[Extracted records]
..........
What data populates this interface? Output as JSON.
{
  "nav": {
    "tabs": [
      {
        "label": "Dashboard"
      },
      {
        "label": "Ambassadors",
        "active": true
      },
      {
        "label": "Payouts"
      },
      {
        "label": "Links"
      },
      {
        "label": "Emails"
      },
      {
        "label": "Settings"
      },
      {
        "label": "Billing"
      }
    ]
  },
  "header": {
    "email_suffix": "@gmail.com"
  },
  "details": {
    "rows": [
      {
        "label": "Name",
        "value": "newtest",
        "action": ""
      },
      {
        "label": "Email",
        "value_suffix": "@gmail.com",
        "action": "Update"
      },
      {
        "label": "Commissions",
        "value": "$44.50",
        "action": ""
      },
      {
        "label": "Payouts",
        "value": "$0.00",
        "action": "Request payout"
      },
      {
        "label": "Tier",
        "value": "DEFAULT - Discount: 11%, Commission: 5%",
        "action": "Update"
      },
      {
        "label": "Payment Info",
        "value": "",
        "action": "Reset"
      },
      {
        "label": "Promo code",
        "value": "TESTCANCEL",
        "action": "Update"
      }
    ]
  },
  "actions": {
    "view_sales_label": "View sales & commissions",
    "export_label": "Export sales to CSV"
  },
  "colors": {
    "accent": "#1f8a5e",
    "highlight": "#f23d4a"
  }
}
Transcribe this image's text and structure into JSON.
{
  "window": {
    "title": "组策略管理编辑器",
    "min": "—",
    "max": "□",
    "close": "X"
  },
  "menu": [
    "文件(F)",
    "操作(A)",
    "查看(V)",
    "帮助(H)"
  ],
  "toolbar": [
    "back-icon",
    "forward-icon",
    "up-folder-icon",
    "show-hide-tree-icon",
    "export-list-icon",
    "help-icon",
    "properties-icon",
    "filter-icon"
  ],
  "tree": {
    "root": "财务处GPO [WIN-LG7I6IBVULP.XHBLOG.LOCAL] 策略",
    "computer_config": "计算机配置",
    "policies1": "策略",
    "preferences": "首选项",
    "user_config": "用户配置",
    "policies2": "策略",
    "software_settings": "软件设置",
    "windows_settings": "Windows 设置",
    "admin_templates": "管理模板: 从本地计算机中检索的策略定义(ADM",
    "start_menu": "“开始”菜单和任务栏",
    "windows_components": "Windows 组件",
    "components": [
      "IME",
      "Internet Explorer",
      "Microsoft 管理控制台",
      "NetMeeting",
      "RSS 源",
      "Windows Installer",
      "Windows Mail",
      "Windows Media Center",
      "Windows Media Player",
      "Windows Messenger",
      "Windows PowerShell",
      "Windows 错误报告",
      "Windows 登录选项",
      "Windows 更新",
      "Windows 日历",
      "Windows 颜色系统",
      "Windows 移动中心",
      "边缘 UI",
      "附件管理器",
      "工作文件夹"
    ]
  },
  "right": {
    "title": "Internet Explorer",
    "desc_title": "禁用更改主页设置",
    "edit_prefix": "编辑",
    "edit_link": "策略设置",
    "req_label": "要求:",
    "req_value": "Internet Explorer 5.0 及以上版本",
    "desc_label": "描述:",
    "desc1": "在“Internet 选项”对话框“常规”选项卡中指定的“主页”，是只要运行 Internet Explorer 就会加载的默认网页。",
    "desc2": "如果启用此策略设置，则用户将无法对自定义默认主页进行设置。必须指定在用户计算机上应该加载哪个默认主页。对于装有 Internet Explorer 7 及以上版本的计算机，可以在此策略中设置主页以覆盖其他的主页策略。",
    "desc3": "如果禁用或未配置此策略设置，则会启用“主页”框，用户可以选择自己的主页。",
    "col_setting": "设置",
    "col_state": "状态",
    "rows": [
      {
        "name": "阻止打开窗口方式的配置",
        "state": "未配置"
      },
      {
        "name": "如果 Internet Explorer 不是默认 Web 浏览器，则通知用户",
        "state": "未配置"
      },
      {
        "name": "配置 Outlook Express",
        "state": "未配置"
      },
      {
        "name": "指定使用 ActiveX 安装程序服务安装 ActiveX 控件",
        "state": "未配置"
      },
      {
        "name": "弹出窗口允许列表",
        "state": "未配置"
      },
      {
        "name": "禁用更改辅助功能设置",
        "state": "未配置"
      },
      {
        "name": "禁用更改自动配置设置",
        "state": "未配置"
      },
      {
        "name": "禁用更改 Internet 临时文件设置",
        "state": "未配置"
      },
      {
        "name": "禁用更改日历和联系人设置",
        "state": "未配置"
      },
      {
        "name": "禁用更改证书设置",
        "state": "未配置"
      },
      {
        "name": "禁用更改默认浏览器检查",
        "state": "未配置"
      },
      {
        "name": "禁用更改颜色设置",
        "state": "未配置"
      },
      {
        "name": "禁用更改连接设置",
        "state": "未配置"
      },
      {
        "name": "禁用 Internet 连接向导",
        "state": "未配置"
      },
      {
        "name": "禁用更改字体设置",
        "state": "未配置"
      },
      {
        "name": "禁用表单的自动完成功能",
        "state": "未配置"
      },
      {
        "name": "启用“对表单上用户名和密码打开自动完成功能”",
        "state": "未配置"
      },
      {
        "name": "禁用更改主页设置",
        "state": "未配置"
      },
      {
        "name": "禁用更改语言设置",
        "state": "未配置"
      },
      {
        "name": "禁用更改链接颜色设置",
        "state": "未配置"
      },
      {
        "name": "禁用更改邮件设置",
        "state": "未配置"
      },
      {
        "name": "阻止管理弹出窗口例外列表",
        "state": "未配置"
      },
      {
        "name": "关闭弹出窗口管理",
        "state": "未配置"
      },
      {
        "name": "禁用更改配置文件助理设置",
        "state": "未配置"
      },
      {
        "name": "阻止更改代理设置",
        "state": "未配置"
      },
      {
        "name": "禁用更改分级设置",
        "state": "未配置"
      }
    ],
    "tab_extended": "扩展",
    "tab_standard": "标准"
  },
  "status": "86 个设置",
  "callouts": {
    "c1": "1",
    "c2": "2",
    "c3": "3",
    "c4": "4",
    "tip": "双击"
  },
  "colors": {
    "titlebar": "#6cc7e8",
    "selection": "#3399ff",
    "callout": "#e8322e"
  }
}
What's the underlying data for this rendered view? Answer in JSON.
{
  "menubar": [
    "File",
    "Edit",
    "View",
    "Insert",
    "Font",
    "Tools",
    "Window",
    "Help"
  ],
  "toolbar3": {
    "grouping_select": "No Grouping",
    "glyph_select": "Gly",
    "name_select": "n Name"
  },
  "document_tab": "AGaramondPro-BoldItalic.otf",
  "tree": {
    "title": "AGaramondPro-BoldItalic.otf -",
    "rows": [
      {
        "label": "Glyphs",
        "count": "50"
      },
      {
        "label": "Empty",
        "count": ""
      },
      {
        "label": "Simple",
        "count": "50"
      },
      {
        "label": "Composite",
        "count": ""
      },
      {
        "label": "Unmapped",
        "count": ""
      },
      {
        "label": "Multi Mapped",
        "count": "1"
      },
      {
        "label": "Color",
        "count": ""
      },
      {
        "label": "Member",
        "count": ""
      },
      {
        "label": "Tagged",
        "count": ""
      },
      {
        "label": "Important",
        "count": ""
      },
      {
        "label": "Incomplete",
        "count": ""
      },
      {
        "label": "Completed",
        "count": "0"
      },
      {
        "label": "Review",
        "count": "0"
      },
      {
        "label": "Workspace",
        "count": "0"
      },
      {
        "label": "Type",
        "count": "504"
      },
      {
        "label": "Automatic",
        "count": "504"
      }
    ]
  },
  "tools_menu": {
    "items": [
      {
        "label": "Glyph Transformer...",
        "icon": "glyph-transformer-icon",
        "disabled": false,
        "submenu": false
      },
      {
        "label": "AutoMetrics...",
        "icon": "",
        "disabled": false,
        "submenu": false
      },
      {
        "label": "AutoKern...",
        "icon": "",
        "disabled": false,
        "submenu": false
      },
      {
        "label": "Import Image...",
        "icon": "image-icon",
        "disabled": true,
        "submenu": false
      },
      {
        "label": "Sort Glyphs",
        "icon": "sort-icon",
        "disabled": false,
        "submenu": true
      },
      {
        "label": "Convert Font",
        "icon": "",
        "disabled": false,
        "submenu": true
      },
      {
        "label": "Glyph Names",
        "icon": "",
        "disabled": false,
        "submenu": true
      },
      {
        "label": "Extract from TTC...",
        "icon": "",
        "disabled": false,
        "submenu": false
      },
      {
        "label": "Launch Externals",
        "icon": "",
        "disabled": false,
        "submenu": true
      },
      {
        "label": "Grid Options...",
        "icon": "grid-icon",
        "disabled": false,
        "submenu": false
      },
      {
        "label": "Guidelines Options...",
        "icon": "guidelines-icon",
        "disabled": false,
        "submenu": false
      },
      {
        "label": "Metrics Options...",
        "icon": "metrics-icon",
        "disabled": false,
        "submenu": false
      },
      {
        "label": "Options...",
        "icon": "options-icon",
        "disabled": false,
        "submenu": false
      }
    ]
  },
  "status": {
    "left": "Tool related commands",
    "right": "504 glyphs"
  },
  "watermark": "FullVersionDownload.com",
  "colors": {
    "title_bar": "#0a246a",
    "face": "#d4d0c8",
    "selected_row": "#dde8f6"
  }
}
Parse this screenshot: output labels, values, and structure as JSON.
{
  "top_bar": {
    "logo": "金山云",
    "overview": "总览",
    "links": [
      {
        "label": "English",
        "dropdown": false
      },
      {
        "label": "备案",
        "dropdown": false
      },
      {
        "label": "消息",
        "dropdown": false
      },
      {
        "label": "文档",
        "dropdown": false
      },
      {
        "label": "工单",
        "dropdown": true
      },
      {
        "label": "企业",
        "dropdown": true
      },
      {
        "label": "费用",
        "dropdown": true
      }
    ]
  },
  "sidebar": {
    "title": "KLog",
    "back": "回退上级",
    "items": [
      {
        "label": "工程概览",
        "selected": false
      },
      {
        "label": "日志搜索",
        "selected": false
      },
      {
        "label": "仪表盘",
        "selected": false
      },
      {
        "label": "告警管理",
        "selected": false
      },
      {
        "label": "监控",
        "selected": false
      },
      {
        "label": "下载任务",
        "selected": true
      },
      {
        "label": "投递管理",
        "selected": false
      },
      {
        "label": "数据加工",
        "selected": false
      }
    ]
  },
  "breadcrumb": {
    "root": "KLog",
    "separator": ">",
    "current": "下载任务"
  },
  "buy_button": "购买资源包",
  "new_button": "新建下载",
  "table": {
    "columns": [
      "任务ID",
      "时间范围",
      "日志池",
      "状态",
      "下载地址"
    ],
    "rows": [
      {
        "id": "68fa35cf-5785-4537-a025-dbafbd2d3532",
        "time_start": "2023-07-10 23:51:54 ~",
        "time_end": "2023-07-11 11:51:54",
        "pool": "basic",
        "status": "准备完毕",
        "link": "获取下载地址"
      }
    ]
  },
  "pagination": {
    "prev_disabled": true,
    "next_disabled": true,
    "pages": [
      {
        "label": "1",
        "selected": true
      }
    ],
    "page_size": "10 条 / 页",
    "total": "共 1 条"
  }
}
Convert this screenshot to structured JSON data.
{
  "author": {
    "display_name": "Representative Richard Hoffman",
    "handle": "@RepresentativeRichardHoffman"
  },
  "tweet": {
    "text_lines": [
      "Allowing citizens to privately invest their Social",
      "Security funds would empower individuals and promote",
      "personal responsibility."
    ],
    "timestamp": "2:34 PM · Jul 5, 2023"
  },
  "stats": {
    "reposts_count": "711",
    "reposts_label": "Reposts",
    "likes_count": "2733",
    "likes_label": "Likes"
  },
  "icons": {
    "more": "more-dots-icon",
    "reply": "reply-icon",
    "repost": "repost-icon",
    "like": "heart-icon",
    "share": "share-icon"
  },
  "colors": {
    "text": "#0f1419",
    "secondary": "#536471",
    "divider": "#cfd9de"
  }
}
..........
Set exercise ::
Report the number of lines that contain "AGaramondPro", with no other words.

Final answer ::
2